[Records from a collection]
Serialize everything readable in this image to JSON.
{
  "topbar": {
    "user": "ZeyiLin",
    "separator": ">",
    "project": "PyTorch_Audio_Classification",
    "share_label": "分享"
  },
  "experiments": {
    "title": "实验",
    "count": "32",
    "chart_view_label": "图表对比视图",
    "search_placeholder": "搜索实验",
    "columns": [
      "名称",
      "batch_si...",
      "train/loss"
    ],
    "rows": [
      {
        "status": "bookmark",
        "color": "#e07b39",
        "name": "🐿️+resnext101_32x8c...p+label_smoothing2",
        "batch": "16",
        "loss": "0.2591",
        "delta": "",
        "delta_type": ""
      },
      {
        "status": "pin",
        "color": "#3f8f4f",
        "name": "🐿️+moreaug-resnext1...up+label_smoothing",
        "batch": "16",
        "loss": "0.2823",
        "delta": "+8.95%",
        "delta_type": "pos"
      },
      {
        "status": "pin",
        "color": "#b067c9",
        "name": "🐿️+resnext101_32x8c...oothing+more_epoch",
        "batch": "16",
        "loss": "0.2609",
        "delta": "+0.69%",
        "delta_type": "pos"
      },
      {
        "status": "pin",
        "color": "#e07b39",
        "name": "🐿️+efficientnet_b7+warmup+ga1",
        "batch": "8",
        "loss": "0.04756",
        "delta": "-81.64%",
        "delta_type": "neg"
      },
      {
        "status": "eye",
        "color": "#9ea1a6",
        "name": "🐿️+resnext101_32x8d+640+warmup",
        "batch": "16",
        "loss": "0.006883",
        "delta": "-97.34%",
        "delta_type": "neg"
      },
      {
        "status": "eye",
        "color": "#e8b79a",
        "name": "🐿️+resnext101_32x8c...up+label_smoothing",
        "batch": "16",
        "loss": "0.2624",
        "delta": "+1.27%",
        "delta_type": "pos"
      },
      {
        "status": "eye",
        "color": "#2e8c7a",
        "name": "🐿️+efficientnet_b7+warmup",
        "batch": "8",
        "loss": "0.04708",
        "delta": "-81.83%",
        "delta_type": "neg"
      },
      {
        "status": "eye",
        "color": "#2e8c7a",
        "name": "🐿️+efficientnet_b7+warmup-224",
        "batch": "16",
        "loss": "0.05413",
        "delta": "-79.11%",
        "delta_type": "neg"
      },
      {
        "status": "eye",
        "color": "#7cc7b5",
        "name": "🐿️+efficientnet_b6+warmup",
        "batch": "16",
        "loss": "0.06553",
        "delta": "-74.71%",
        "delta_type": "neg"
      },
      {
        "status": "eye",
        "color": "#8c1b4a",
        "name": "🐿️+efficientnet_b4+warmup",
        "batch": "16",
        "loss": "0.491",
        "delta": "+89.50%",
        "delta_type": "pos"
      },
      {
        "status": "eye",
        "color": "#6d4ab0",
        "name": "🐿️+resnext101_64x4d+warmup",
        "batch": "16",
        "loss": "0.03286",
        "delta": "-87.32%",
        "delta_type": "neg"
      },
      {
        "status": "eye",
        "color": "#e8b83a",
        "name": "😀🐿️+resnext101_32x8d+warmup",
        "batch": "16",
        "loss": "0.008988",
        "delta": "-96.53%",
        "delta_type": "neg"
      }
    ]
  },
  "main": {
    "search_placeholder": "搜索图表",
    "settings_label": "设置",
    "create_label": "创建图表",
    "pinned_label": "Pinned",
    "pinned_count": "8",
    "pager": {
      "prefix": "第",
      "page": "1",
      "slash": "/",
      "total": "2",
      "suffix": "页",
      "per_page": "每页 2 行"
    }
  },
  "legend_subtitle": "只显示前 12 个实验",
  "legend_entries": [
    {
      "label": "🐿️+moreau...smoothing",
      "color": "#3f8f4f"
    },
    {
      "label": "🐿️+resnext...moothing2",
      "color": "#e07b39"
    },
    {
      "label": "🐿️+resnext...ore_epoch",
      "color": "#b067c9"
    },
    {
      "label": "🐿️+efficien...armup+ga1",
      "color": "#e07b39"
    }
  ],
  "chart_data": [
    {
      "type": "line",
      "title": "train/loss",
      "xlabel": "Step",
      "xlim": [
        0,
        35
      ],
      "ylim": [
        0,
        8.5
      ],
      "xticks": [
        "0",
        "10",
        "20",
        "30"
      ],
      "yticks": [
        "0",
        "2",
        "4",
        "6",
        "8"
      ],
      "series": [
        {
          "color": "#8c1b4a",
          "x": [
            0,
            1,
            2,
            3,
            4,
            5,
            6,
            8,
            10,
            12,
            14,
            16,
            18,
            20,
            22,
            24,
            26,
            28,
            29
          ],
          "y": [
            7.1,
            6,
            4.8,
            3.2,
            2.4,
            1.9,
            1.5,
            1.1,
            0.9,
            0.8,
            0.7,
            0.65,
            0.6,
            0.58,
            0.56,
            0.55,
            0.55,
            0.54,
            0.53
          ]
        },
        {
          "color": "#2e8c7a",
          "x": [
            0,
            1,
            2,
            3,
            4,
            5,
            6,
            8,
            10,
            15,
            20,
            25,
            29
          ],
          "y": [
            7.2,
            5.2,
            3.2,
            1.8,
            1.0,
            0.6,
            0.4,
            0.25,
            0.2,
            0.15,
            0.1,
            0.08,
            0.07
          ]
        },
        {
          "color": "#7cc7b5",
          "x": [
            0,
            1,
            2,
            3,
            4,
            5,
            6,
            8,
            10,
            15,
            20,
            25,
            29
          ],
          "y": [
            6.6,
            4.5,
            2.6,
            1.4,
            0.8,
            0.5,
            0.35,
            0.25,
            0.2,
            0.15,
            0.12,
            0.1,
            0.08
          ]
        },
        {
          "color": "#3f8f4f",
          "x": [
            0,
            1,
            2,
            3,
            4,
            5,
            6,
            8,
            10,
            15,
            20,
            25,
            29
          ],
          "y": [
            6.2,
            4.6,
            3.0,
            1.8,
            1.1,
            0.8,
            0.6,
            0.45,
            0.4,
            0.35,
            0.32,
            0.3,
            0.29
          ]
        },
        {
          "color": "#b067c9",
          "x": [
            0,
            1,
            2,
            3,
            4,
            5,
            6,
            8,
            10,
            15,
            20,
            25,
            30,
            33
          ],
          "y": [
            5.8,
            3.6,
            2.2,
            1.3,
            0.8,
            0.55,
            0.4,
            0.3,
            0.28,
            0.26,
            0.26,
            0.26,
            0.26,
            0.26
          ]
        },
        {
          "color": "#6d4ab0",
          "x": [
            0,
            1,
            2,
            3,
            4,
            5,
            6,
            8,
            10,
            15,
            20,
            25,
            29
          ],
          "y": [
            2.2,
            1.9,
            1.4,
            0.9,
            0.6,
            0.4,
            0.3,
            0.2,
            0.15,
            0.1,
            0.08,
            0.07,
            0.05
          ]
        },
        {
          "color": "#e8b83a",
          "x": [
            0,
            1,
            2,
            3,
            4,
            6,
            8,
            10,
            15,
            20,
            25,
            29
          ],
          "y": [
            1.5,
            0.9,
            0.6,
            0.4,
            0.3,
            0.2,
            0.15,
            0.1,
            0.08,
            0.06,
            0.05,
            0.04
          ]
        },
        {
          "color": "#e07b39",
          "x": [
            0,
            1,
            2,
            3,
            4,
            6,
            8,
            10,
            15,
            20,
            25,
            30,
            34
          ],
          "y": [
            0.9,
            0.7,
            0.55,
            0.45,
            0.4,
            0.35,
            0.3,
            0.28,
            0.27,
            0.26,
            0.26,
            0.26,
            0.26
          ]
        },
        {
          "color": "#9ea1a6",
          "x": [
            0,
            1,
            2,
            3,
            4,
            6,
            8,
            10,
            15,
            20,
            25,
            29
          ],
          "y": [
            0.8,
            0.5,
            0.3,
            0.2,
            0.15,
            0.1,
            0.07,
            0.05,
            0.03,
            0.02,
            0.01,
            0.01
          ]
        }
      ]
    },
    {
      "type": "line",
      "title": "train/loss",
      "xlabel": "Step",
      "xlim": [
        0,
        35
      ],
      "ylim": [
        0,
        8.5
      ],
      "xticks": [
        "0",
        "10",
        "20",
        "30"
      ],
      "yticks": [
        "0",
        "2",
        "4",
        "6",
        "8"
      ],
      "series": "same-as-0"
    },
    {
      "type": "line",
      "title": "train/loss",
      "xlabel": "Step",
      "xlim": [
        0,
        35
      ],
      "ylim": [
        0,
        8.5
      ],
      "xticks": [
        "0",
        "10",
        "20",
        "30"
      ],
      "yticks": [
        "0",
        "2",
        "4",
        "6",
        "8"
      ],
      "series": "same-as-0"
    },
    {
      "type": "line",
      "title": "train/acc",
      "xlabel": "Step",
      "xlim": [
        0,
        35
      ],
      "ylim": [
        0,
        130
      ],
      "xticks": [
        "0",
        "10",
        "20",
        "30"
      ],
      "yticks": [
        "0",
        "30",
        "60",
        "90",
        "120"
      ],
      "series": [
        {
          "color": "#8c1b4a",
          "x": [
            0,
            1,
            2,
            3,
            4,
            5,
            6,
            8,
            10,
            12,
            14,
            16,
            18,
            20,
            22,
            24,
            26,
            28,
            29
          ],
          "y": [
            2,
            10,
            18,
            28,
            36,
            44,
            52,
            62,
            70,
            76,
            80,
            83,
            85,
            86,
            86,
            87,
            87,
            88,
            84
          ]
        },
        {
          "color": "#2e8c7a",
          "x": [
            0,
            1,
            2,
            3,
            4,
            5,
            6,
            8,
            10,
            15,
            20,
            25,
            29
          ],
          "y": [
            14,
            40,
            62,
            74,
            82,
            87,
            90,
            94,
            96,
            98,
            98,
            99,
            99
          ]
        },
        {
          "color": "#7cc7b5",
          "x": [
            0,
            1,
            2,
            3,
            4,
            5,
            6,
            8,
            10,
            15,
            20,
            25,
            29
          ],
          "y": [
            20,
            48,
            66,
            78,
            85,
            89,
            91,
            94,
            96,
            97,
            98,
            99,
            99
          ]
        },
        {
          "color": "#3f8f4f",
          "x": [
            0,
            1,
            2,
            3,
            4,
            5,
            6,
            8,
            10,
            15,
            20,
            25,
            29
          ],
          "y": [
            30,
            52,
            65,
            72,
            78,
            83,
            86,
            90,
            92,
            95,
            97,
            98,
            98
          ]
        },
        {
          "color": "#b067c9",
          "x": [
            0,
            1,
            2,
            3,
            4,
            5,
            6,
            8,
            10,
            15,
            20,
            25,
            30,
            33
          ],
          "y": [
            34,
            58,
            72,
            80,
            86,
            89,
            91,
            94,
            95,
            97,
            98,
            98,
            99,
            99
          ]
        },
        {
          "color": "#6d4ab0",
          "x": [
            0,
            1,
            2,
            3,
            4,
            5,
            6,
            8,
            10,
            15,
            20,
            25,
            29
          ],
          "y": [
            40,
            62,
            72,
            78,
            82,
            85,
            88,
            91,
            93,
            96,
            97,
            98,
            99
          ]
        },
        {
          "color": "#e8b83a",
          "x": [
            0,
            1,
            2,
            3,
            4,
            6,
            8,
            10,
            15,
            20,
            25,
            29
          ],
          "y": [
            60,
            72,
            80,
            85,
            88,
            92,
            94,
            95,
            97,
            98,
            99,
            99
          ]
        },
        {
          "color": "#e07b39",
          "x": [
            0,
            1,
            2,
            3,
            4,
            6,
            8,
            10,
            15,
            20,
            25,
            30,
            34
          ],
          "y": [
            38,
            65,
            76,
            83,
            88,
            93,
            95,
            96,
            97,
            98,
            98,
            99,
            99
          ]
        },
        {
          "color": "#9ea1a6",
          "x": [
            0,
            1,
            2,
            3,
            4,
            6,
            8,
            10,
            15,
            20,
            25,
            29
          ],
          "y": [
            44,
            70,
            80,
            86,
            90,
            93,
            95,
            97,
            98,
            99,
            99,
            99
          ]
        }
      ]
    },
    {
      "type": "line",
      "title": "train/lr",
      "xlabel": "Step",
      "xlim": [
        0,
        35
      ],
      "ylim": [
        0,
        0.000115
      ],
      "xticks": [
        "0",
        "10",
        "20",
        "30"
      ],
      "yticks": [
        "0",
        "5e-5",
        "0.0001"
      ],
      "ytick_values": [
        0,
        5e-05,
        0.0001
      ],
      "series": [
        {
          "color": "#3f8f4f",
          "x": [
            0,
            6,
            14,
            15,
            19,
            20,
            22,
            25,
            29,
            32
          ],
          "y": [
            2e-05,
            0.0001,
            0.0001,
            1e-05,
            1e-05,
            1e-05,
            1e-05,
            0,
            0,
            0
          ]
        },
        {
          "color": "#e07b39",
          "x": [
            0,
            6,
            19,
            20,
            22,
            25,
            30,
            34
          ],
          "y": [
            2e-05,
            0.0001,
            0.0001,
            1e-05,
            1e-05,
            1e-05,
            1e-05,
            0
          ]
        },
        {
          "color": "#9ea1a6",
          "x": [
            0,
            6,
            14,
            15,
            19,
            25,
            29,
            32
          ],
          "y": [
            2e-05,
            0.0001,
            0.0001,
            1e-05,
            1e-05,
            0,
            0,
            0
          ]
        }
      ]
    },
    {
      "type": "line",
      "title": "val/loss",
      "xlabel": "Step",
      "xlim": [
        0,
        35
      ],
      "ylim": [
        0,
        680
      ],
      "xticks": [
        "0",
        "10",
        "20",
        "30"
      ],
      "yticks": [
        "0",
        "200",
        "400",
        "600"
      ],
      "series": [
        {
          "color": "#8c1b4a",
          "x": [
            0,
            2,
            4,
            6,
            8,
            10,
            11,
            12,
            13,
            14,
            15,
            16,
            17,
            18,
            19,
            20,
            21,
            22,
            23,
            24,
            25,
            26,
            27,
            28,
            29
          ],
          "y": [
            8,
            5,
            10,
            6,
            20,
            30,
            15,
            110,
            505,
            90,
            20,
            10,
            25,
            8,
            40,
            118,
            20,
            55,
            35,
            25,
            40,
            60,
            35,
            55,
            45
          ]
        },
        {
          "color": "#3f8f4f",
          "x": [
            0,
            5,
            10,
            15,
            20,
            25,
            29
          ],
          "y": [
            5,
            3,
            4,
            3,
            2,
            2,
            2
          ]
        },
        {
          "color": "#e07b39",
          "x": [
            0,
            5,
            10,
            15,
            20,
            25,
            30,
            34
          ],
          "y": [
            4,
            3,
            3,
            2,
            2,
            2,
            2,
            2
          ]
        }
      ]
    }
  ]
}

● **What the task asks**: Pull out every line of the records above that contains the word "warmup".

● **Expected answer**:
        "name": "🐿️+efficientnet_b7+warmup+ga1",
        "name": "🐿️+resnext101_32x8d+640+warmup",
        "name": "🐿️+efficientnet_b7+warmup",
        "name": "🐿️+efficientnet_b7+warmup-224",
        "name": "🐿️+efficientnet_b6+warmup",
        "name": "🐿️+efficientnet_b4+warmup",
        "name": "🐿️+resnext101_64x4d+warmup",
        "name": "😀🐿️+resnext101_32x8d+warmup",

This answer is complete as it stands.